--- Start RECORD EXCERPTS ---

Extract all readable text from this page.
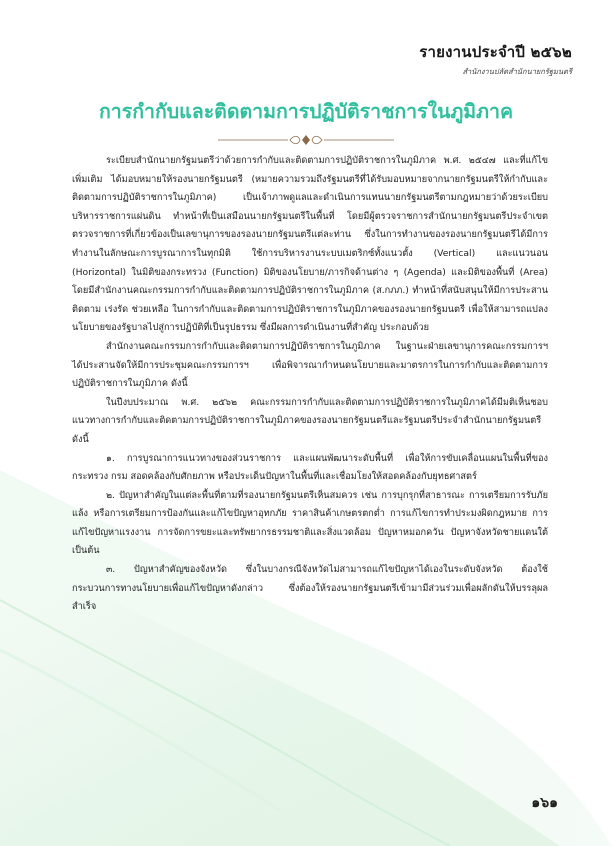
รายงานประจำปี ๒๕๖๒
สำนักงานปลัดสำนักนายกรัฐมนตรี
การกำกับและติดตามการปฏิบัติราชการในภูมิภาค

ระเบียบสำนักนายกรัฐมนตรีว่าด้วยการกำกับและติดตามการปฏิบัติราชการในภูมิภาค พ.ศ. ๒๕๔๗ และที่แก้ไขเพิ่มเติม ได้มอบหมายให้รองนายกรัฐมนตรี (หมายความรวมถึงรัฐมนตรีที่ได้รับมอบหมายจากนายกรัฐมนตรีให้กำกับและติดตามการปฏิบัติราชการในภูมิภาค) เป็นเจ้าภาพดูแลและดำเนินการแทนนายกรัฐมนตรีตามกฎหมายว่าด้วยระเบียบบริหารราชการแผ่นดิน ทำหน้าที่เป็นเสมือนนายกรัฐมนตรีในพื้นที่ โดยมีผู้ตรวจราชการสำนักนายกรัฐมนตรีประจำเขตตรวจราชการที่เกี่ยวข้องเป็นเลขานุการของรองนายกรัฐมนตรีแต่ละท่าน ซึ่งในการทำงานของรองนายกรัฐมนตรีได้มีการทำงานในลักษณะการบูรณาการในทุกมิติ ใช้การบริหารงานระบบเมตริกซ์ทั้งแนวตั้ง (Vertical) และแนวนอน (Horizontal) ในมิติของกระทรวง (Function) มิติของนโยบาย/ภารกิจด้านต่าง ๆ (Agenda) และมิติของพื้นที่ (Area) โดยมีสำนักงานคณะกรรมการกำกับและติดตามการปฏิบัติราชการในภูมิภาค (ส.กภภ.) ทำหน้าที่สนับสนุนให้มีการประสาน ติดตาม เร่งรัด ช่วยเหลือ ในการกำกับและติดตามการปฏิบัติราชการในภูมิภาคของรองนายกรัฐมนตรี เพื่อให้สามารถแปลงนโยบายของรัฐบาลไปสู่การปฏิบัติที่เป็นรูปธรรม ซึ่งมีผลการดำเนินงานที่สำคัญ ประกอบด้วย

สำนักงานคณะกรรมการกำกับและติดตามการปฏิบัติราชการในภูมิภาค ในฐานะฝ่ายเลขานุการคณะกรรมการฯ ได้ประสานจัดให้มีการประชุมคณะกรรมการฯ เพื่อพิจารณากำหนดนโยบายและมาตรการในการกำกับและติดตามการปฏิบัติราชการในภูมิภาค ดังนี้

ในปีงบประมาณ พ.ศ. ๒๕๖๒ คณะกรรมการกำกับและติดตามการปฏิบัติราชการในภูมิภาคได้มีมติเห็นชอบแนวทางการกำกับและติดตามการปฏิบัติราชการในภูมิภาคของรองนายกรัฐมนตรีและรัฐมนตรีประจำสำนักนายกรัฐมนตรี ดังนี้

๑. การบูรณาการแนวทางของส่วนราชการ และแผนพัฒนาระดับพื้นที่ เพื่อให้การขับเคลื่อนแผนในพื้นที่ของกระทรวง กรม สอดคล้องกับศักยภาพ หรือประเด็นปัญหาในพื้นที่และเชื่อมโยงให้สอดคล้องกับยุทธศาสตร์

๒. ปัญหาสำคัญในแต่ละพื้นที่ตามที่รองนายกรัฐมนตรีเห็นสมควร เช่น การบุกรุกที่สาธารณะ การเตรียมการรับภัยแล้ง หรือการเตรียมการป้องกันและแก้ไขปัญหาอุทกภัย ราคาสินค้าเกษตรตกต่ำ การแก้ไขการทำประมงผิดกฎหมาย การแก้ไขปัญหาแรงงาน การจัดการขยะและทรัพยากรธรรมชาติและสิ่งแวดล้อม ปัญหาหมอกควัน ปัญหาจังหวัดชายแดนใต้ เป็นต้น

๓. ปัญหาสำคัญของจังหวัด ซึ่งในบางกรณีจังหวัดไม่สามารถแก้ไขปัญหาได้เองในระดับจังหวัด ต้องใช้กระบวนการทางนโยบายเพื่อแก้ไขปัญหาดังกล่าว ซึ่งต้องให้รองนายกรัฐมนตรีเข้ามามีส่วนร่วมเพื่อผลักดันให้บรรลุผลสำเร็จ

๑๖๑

--- End RECORD EXCERPTS ---
--- Start RECORD EXCERPTS ---

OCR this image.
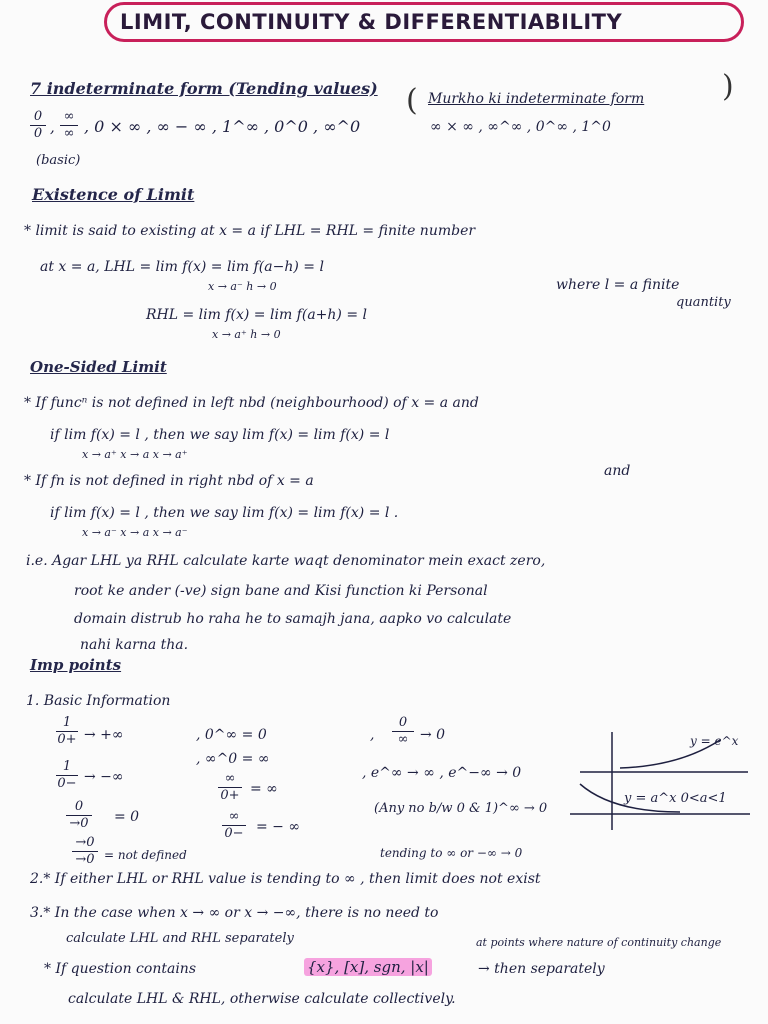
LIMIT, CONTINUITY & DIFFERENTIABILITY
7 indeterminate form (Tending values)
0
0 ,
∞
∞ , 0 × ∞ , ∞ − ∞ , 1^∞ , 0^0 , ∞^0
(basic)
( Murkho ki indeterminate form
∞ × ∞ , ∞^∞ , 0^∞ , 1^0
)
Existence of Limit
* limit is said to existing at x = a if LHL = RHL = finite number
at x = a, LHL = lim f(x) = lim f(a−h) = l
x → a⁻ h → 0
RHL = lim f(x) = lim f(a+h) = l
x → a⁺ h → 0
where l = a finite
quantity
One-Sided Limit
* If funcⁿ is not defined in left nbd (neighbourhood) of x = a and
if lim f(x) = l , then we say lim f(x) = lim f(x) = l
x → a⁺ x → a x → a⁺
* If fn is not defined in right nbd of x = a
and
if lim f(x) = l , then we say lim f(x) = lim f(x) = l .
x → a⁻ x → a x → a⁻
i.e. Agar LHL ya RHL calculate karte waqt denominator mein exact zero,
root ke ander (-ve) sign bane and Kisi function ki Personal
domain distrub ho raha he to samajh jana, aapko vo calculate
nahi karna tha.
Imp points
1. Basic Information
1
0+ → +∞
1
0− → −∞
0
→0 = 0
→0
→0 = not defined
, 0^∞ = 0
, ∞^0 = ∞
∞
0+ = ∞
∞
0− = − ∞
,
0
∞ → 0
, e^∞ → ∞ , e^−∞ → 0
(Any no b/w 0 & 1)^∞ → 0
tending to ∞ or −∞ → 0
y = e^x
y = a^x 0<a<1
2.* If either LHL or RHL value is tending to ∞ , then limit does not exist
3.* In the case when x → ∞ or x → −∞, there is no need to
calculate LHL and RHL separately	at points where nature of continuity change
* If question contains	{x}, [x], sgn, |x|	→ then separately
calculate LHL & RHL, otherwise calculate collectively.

--- End RECORD EXCERPTS ---
--- Start RECORD EXCERPTS ---

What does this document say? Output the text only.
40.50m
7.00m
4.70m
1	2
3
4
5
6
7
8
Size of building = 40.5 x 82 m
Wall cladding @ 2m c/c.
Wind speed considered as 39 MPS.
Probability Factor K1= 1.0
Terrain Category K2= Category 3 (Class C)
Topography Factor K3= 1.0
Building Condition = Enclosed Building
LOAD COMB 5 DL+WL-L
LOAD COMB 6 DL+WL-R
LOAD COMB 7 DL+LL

--- End RECORD EXCERPTS ---

WHAT TO DO =
Copy out all lines that carry the word "LOAD".

EXERCISE RESPONSE =
LOAD COMB 5 DL+WL-L
LOAD COMB 6 DL+WL-R
LOAD COMB 7 DL+LL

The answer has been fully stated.